◆ **WHAT THE TASK ASKS**: Skip the images and return the records below exactly.
######
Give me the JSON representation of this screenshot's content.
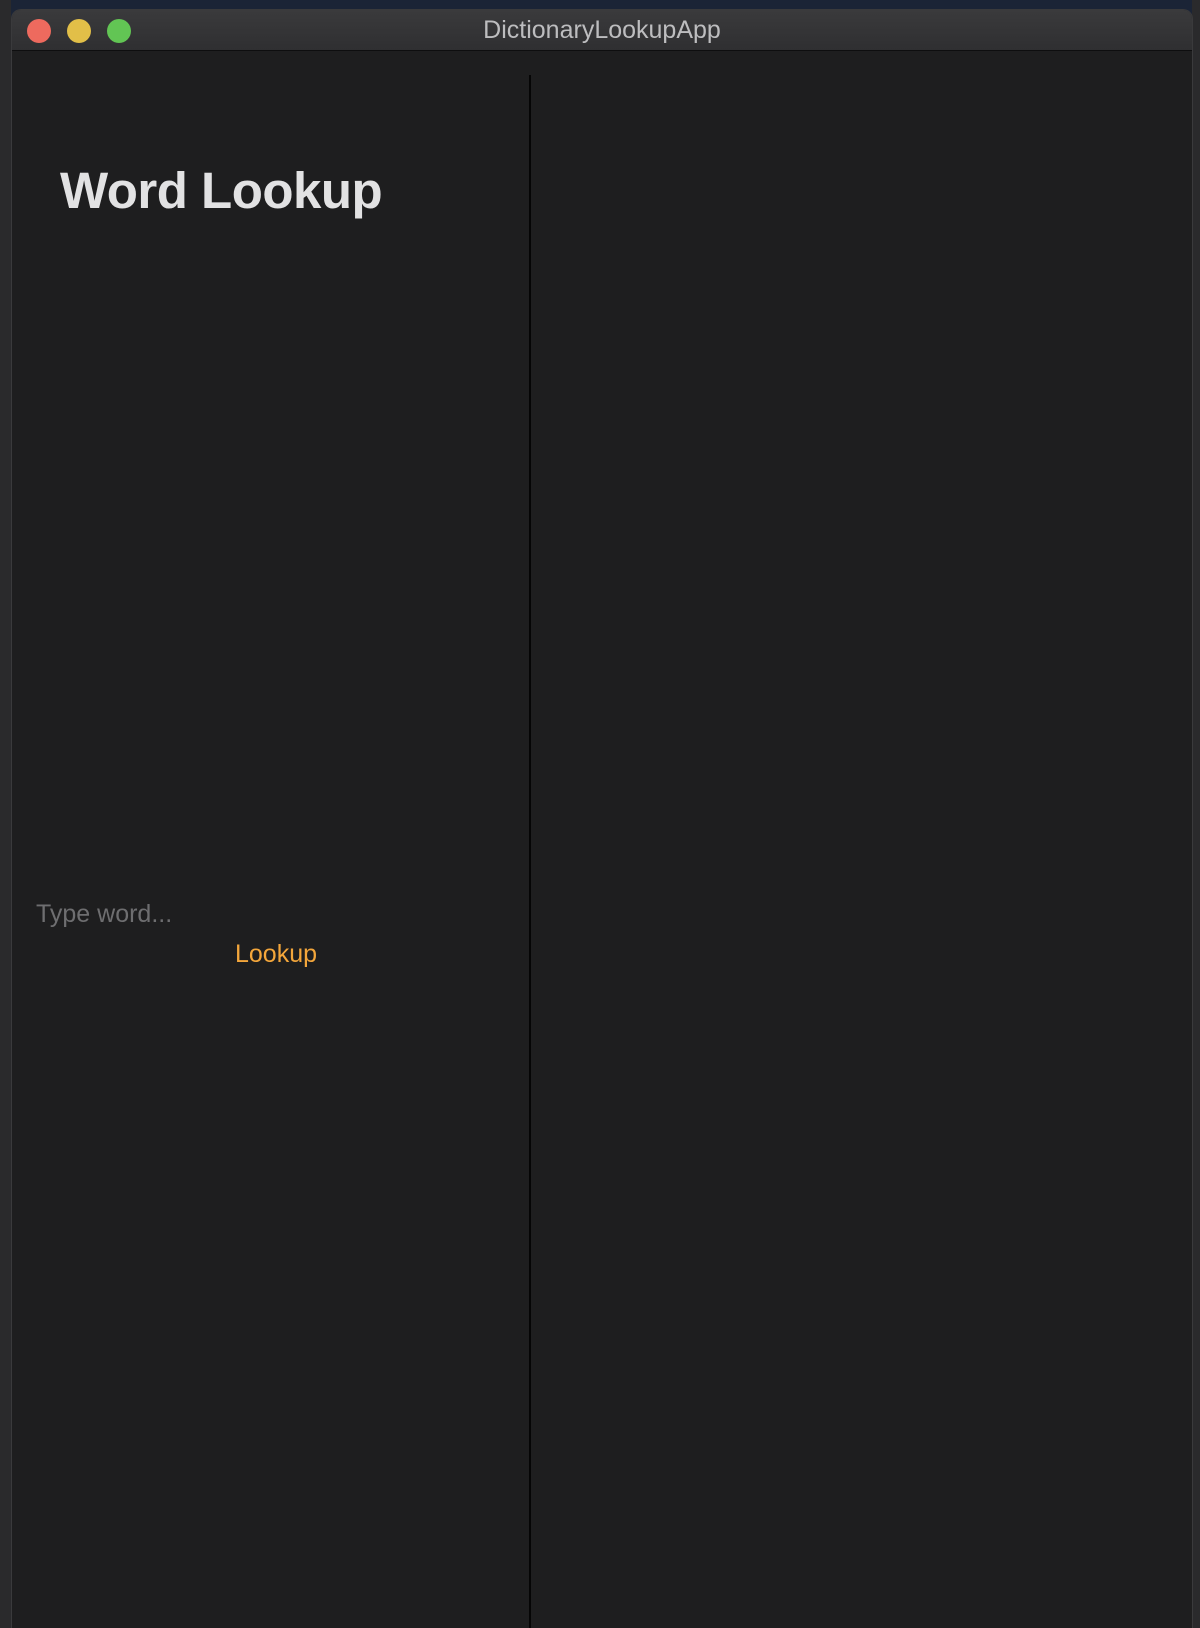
{
  "window": {
    "title": "DictionaryLookupApp"
  },
  "sidebar": {
    "heading": "Word Lookup",
    "word_input": {
      "value": "",
      "placeholder": "Type word..."
    },
    "lookup_button_label": "Lookup"
  },
  "colors": {
    "accent": "#f3a63b",
    "window_background": "#1e1e1f",
    "close_button": "#ee6a5e",
    "minimize_button": "#e2bf48",
    "zoom_button": "#62c554"
  }
}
######
◆ **EXPECTED ANSWER**:
Give me the JSON representation of this screenshot's content.
{
  "window": {
    "title": "DictionaryLookupApp"
  },
  "sidebar": {
    "heading": "Word Lookup",
    "word_input": {
      "value": "",
      "placeholder": "Type word..."
    },
    "lookup_button_label": "Lookup"
  },
  "colors": {
    "accent": "#f3a63b",
    "window_background": "#1e1e1f",
    "close_button": "#ee6a5e",
    "minimize_button": "#e2bf48",
    "zoom_button": "#62c554"
  }
}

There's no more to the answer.